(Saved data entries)
==*==

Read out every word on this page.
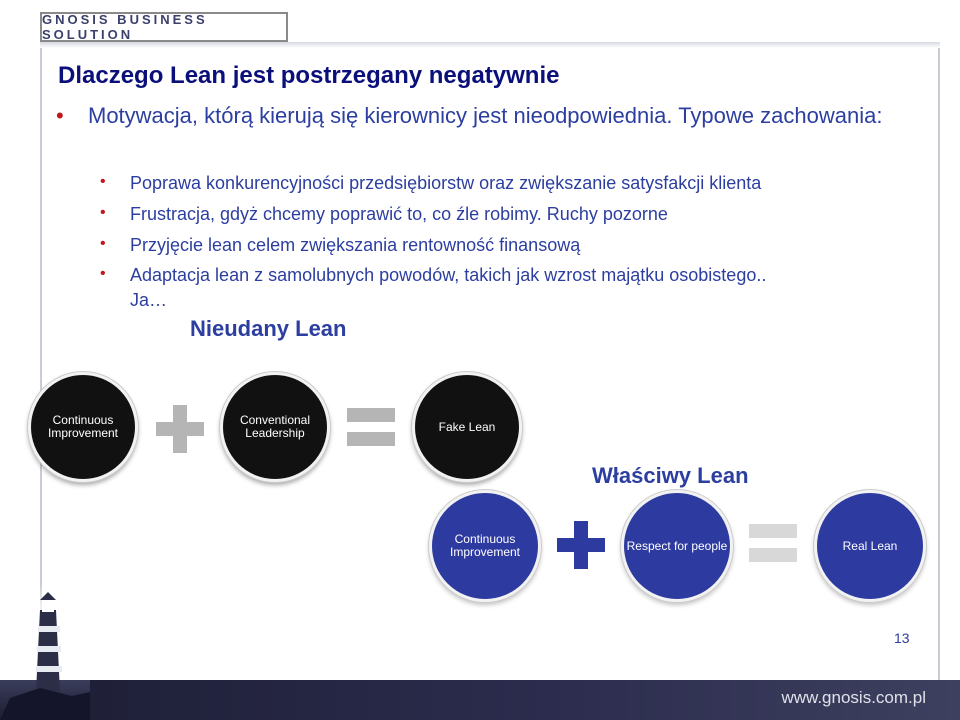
GNOSIS BUSINESS SOLUTION
Dlaczego Lean jest postrzegany negatywnie
• Motywacja, którą kierują się kierownicy jest nieodpowiednia. Typowe zachowania:
• Poprawa konkurencyjności przedsiębiorstw oraz zwiększanie satysfakcji klienta
• Frustracja, gdyż chcemy poprawić to, co źle robimy. Ruchy pozorne
• Przyjęcie lean celem zwiększania rentowność finansową
• Adaptacja lean z samolubnych powodów, takich jak wzrost majątku osobistego..
Ja…
Nieudany Lean
Continuous Improvement
Conventional Leadership	Fake Lean
Właściwy Lean
Continuous Improvement	Respect for people	Real Lean
13
www.gnosis.com.pl
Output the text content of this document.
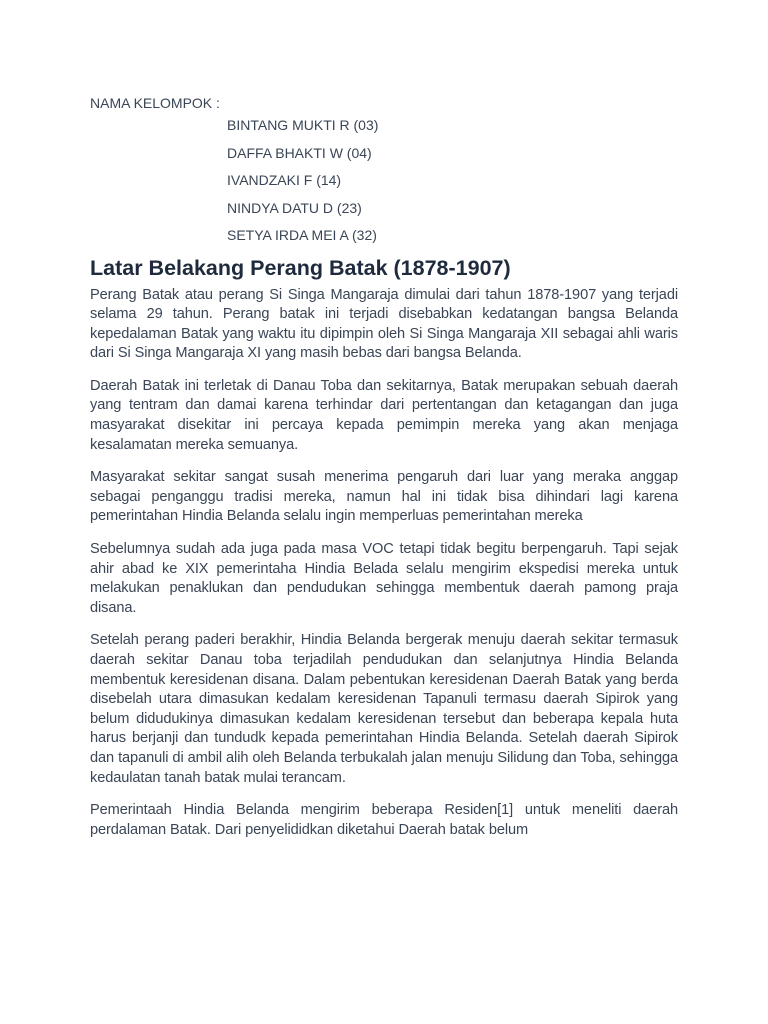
NAMA KELOMPOK :

BINTANG MUKTI R (03)
DAFFA BHAKTI W (04)
IVANDZAKI F (14)
NINDYA DATU D (23)
SETYA IRDA MEI A (32)
Latar Belakang Perang Batak (1878-1907)

Perang Batak atau perang Si Singa Mangaraja dimulai dari tahun 1878-1907 yang terjadi selama 29 tahun. Perang batak ini terjadi disebabkan kedatangan bangsa Belanda kepedalaman Batak yang waktu itu dipimpin oleh Si Singa Mangaraja XII sebagai ahli waris dari Si Singa Mangaraja XI yang masih bebas dari bangsa Belanda.

Daerah Batak ini terletak di Danau Toba dan sekitarnya, Batak merupakan sebuah daerah yang tentram dan damai karena terhindar dari pertentangan dan ketagangan dan juga masyarakat disekitar ini percaya kepada pemimpin mereka yang akan menjaga kesalamatan mereka semuanya.

Masyarakat sekitar sangat susah menerima pengaruh dari luar yang meraka anggap sebagai penganggu tradisi mereka, namun hal ini tidak bisa dihindari lagi karena pemerintahan Hindia Belanda selalu ingin memperluas pemerintahan mereka

Sebelumnya sudah ada juga pada masa VOC tetapi tidak begitu berpengaruh. Tapi sejak ahir abad ke XIX pemerintaha Hindia Belada selalu mengirim ekspedisi mereka untuk melakukan penaklukan dan pendudukan sehingga membentuk daerah pamong praja disana.

Setelah perang paderi berakhir, Hindia Belanda bergerak menuju daerah sekitar termasuk daerah sekitar Danau toba terjadilah pendudukan dan selanjutnya Hindia Belanda membentuk keresidenan disana. Dalam pebentukan keresidenan Daerah Batak yang berda disebelah utara dimasukan kedalam keresidenan Tapanuli termasu daerah Sipirok yang belum didudukinya dimasukan kedalam keresidenan tersebut dan beberapa kepala huta harus berjanji dan tundudk kepada pemerintahan Hindia Belanda. Setelah daerah Sipirok dan tapanuli di ambil alih oleh Belanda terbukalah jalan menuju Silidung dan Toba, sehingga kedaulatan tanah batak mulai terancam.

Pemerintaah Hindia Belanda mengirim beberapa Residen[1] untuk meneliti daerah perdalaman Batak. Dari penyelididkan diketahui Daerah batak belum
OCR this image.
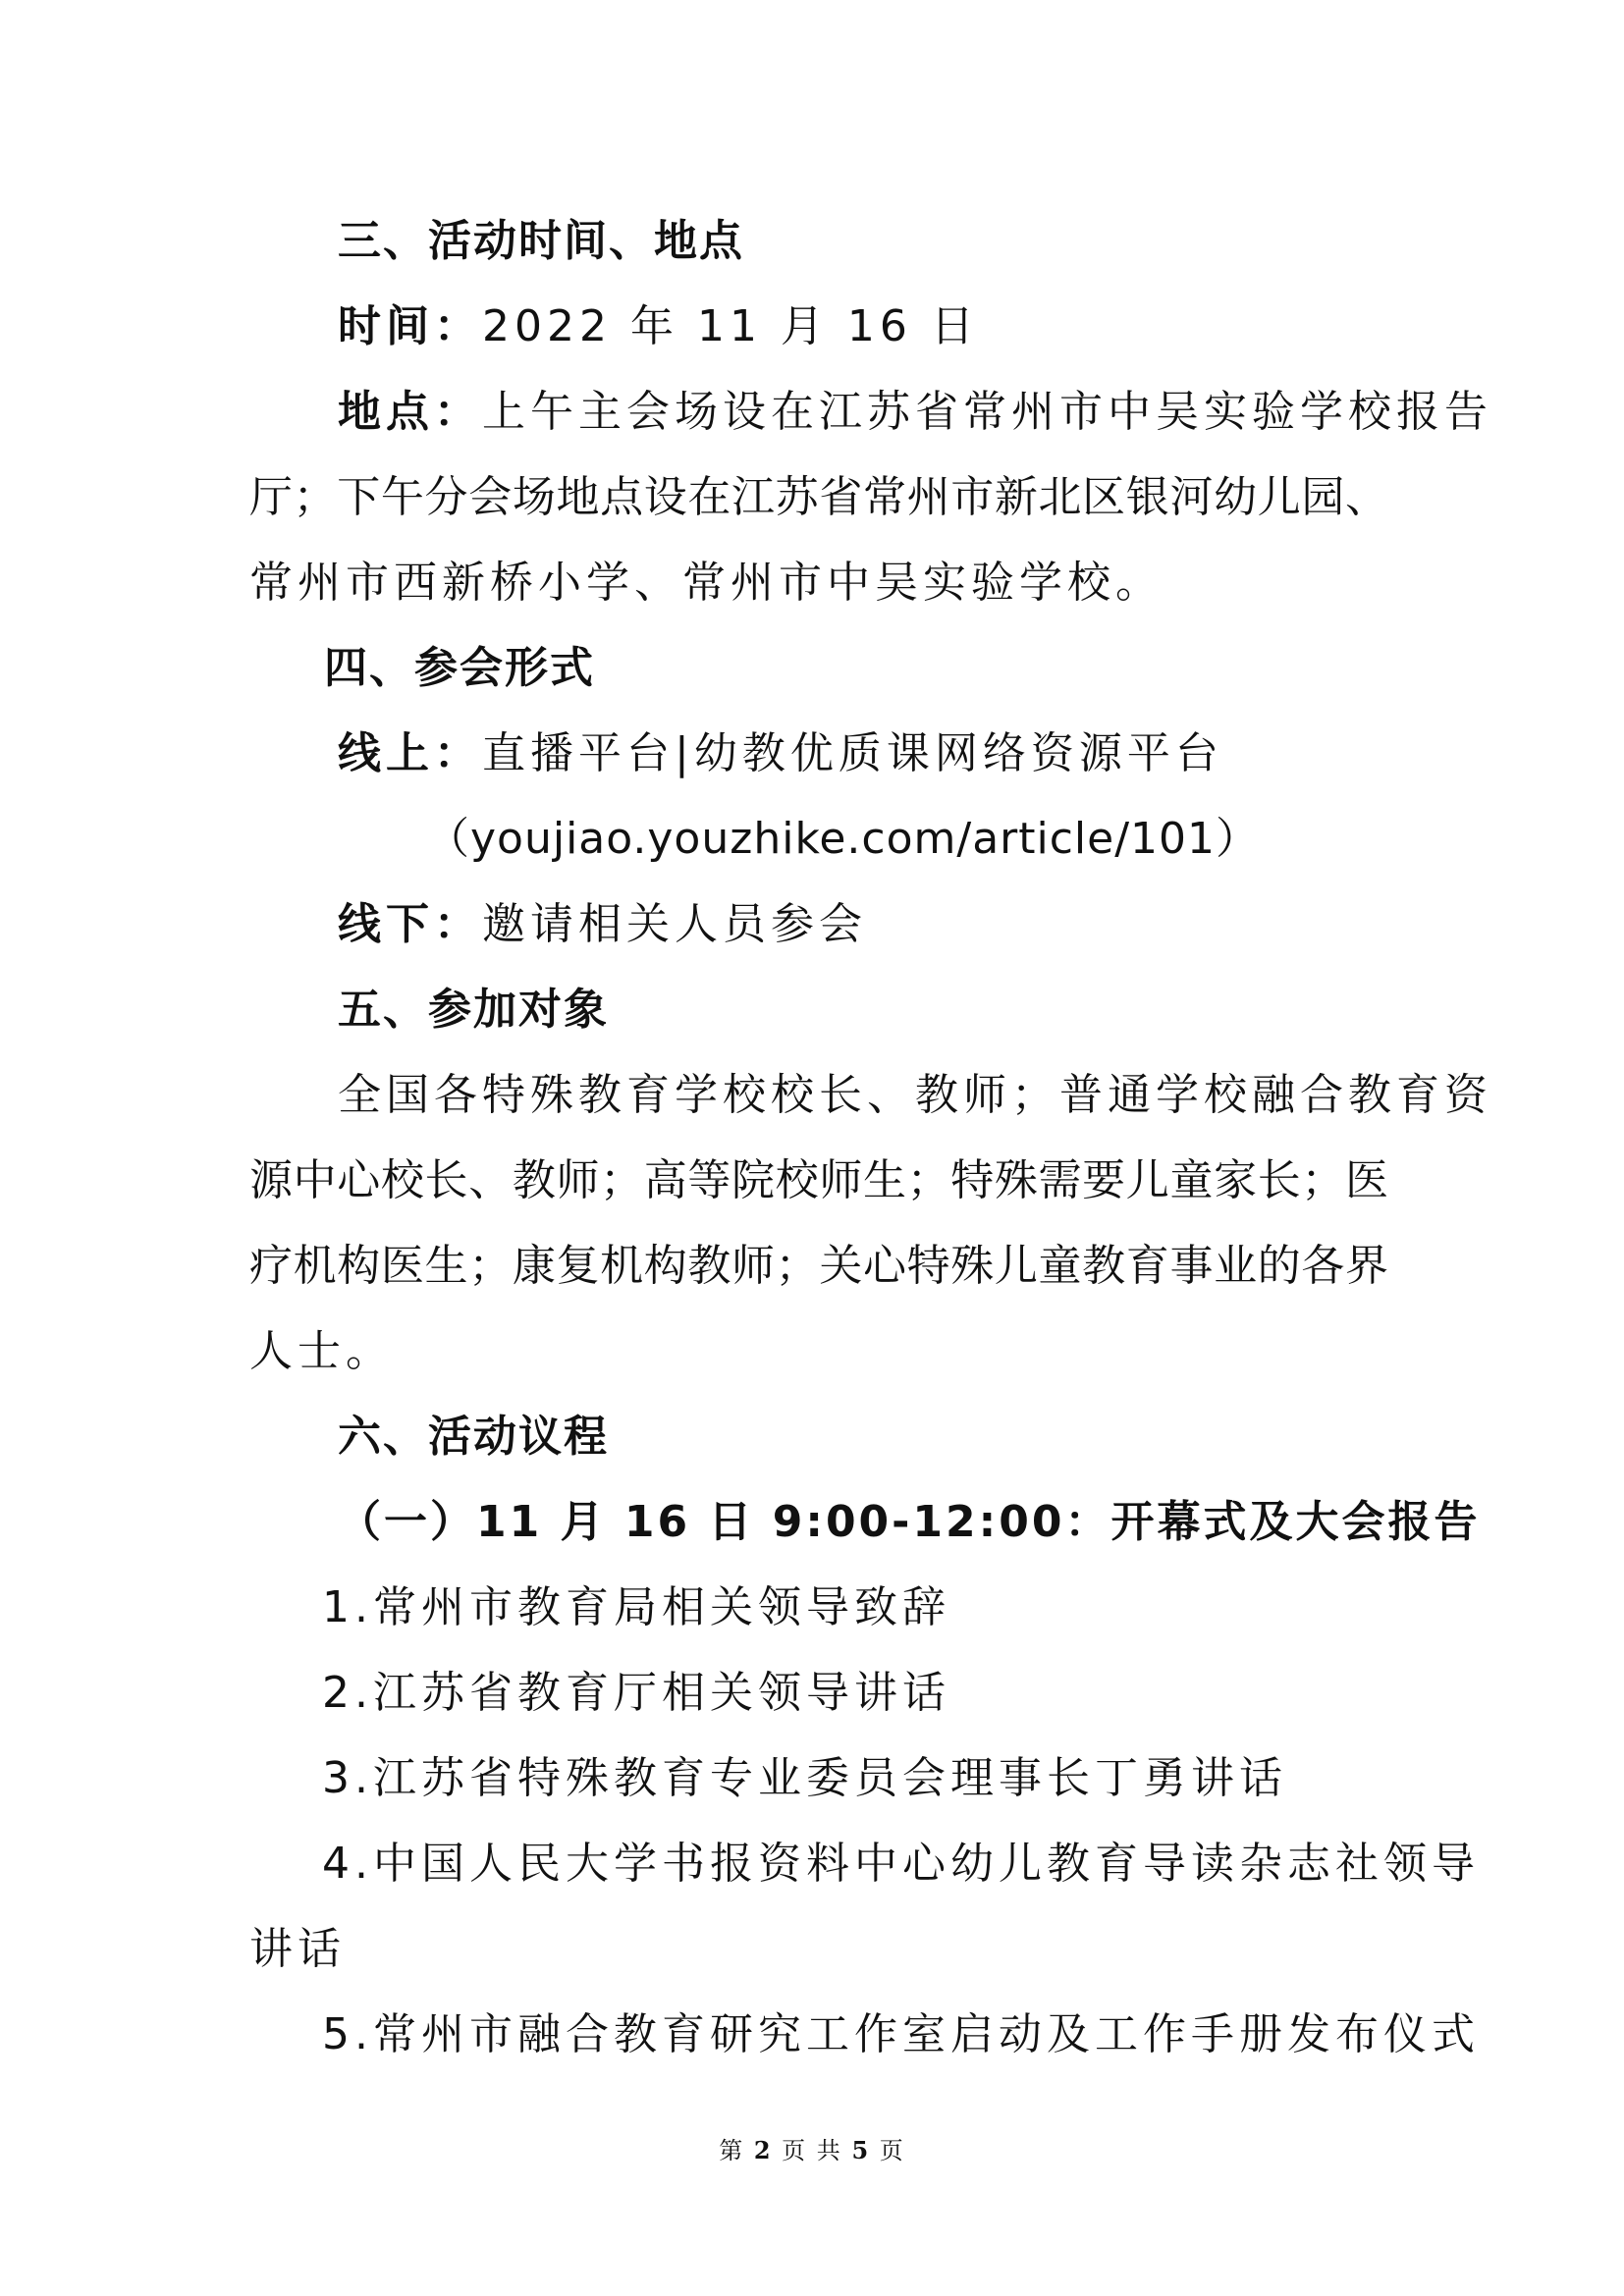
三、活动时间、地点
时间：2022 年 11 月 16 日
地点：上午主会场设在江苏省常州市中吴实验学校报告
厅；下午分会场地点设在江苏省常州市新北区银河幼儿园、
常州市西新桥小学、常州市中吴实验学校。
四、参会形式
线上：直播平台|幼教优质课网络资源平台
（youjiao.youzhike.com/article/101）
线下：邀请相关人员参会
五、参加对象
全国各特殊教育学校校长、教师；普通学校融合教育资
源中心校长、教师；高等院校师生；特殊需要儿童家长；医
疗机构医生；康复机构教师；关心特殊儿童教育事业的各界
人士。
六、活动议程
（一）11 月 16 日 9:00-12:00：开幕式及大会报告
1.常州市教育局相关领导致辞
2.江苏省教育厅相关领导讲话
3.江苏省特殊教育专业委员会理事长丁勇讲话
4.中国人民大学书报资料中心幼儿教育导读杂志社领导
讲话
5.常州市融合教育研究工作室启动及工作手册发布仪式
第 2 页 共 5 页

==*==

Select and copy every line from the records that includes the word "mengirim".

▶ **ANSWER FOR THE TASK**:
Sebelumnya sudah ada juga pada masa VOC tetapi tidak begitu berpengaruh. Tapi sejak ahir abad ke XIX pemerintaha Hindia Belada selalu mengirim ekspedisi mereka untuk melakukan penaklukan dan pendudukan sehingga membentuk daerah pamong praja disana.
Pemerintaah Hindia Belanda mengirim beberapa Residen[1] untuk meneliti daerah perdalaman Batak. Dari penyelididkan diketahui Daerah batak belum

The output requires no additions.